== Texte fourni

L’expérience du collectif pour la nouvelle génération de régatiers

La Monaco Optimist Team Race vit aujourd’hui l’un de ses temps forts. Après trois jours de Clinic Internationale organisée du 12 au 14 janvier, les jeunes régatiers venus du monde entier s’apprêtent à entrer dans le vif du sujet, là où l’expérience du collectif prend toute sa dimension. Sur le plan d’eau monégasque, l’ambiance est studieuse, concentrée, mais déjà chargée d’émotions. À 12, 13 ou 14 ans, ils découvrent ce que signifie vraiment naviguer en équipe, sous pression, dans un format unique. Créée en 2010, la régate organisée par le Yacht Club de Monaco s’est imposée au fil des années comme un rendez-vous structurant dans le parcours des jeunes coureurs. Ici, on ne parle pas seulement de performance. On parle d’apprentissage et de transmission.

La Monaco Optimist Team Race, bien plus qu’une régate

Ce qui frappe d’emblée, c’est la diversité. Des accents, des cultures, des parcours différents réunis autour d’un même support, l’Optimist, et d’un même format : le team-race. Quatre bateaux contre quatre, des manches courtes, intenses, où il faut penser vite et surtout penser collectif.

Apprendre à se tromper avant d’apprendre à gagner

Depuis trois jours, la Clinic Internationale rythme les journées. Théorie, travail des règles de course, échanges, mises en situation. L’objectif n’est pas d’impressionner, mais de comprendre. La voile possède cette particularité unique : les coureurs sont responsables de l’application des règles. À cet âge, ce n’est pas anodin. La Monaco Optimist Team Race joue ainsi pleinement son rôle éducatif.

Regards de jeunes : l’expérience du collectif entre exigence, découverte et plaisir

Pour Lilia, venue de Corse, l’expérience est marquante. Elle navigue depuis son plus jeune âge et voit la voile comme bien plus qu’un sport. « La voile, c’est un outil pour comprendre la mer, le vent, l’environnement. Ce n’est pas juste être sur un bateau » explique-t-elle. Le team-race lui demande un effort supplémentaire : « Le plus difficile, c’est de s’écouter entre nous et de gérer les situations ensemble. Mais ça crée des liens. » Même énergie du côté d’Océane Schroeder, du Yacht Club de Monaco, habituée du plan d’eau monégasque. « En solo, tu es seule avec tes erreurs. En team, tu partages. On s’entraide. Je trouve ça plus sympa. » À terre, tout est amical. Sur l’eau, le regard change. « On est concentrés, on est en mode compétition », dit-elle simplement.
Les concurrents de cette 14e Monaco Optimist Team Race ont donc trois jours pour régler les détails, affûter les automatismes et comprendre les subtilités d’un format exigeant. Le début des rencontres en mer est prévu dès jeudi 15 janvier à 11h00.

Une expérience qui marque, bien au-delà des résultats

Ce mercredi 14 janvier, avant même les premiers classements, quelque chose se construit déjà. Des automatismes, de la confiance, une culture de l’effort collectif. La Monaco Optimist Team Race n’est pas qu’un rendez-vous du calendrier. C’est une étape dans un parcours. Un moment où l’on apprend à gagner, mais surtout à naviguer ensemble. La cérémonie d’ouverture a scellé cette ambition avant que les choses sérieuses ne commencent dès demain jeudi 15 janvier à l’occasion des premières rencontres en mer.

====

Travail à faire:
1) D'après l'article sur la Monaco Optimist Team Race, quelles activités rythment les journées de la Clinic Internationale ? Citez-les toutes.
2) Résumez en deux phrases l'article sur la Monaco Optimist Team Race.
La liste qui suit n'est pas nécessaire.

== Extraits des données

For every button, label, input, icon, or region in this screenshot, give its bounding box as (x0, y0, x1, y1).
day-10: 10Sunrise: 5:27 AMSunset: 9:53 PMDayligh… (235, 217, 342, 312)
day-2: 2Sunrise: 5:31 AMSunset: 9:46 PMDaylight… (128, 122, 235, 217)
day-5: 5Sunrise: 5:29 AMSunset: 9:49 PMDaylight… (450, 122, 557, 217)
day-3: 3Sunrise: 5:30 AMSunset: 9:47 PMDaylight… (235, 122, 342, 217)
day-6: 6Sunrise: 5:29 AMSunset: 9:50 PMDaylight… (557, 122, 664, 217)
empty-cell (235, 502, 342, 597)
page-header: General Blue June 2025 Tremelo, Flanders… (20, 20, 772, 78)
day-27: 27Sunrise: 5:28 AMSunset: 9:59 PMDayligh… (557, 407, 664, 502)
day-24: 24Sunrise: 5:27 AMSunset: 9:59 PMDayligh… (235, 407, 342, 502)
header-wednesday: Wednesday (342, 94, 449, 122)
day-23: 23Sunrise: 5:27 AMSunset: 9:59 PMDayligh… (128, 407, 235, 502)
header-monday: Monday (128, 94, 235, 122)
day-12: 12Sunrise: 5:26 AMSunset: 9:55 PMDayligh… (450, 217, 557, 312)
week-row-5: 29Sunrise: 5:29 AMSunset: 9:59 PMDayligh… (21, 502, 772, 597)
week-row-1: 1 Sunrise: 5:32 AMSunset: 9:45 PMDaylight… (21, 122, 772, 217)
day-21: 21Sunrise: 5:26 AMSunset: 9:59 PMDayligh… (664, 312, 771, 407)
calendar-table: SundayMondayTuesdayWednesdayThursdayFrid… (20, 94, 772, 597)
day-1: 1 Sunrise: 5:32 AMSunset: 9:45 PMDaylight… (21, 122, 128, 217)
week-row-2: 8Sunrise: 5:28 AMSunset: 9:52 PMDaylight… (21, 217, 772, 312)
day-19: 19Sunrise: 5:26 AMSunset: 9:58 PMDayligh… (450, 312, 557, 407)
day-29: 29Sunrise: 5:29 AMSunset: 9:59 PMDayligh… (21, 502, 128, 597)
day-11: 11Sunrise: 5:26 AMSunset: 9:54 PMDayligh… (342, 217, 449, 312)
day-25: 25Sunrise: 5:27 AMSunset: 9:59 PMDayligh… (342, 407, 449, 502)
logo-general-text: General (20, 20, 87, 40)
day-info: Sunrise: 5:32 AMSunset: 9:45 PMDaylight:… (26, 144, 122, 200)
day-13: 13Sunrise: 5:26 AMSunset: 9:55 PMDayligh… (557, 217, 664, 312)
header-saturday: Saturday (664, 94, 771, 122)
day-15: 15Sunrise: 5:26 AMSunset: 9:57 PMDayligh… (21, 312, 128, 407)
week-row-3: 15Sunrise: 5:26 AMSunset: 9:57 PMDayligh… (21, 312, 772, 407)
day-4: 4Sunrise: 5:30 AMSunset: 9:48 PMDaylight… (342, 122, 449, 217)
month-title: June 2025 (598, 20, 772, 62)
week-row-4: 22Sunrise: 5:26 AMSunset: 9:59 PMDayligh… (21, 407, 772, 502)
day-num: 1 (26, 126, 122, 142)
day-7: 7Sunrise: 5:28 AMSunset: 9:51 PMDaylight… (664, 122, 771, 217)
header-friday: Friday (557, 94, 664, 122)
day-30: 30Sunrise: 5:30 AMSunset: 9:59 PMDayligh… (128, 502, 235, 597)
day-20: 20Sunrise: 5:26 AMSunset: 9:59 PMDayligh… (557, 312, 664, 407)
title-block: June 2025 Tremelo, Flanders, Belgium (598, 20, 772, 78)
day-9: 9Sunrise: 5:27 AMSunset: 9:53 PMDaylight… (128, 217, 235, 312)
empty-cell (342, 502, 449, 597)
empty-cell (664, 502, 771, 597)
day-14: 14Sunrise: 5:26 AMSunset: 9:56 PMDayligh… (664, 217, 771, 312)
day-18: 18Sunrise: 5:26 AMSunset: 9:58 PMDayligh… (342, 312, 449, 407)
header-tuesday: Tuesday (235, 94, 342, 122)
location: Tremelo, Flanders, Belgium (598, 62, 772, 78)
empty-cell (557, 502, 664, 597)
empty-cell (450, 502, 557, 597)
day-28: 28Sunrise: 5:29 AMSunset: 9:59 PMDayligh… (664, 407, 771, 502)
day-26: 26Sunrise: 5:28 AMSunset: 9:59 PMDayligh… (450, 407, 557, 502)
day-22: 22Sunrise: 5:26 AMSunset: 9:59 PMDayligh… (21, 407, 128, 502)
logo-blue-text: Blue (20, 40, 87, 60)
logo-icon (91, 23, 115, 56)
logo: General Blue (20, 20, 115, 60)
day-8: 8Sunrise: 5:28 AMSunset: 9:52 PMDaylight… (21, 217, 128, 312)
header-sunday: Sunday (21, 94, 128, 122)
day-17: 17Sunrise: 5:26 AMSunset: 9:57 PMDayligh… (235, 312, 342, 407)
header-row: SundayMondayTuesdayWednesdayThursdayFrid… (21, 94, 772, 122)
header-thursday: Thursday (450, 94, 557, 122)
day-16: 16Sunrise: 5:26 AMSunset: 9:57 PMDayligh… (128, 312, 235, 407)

====

Réponses attendues:
1) Théorie ; travail des règles de course ; échanges ; mises en situation.

2) Créée en 2010 par le Yacht Club de Monaco, la Monaco Optimist Team Race réunit de jeunes régatiers venus du monde entier, qui, après trois jours de Clinic Internationale du 12 au 14 janvier, se retrouvent autour de l'Optimist et du team-race, à quatre bateaux contre quatre. Plus qu'une régate, l'épreuve mise sur l'apprentissage et la transmission : les jeunes y découvrent ce que signifie naviguer en équipe, avant les premières rencontres en mer prévues le jeudi 15 janvier à 11h00.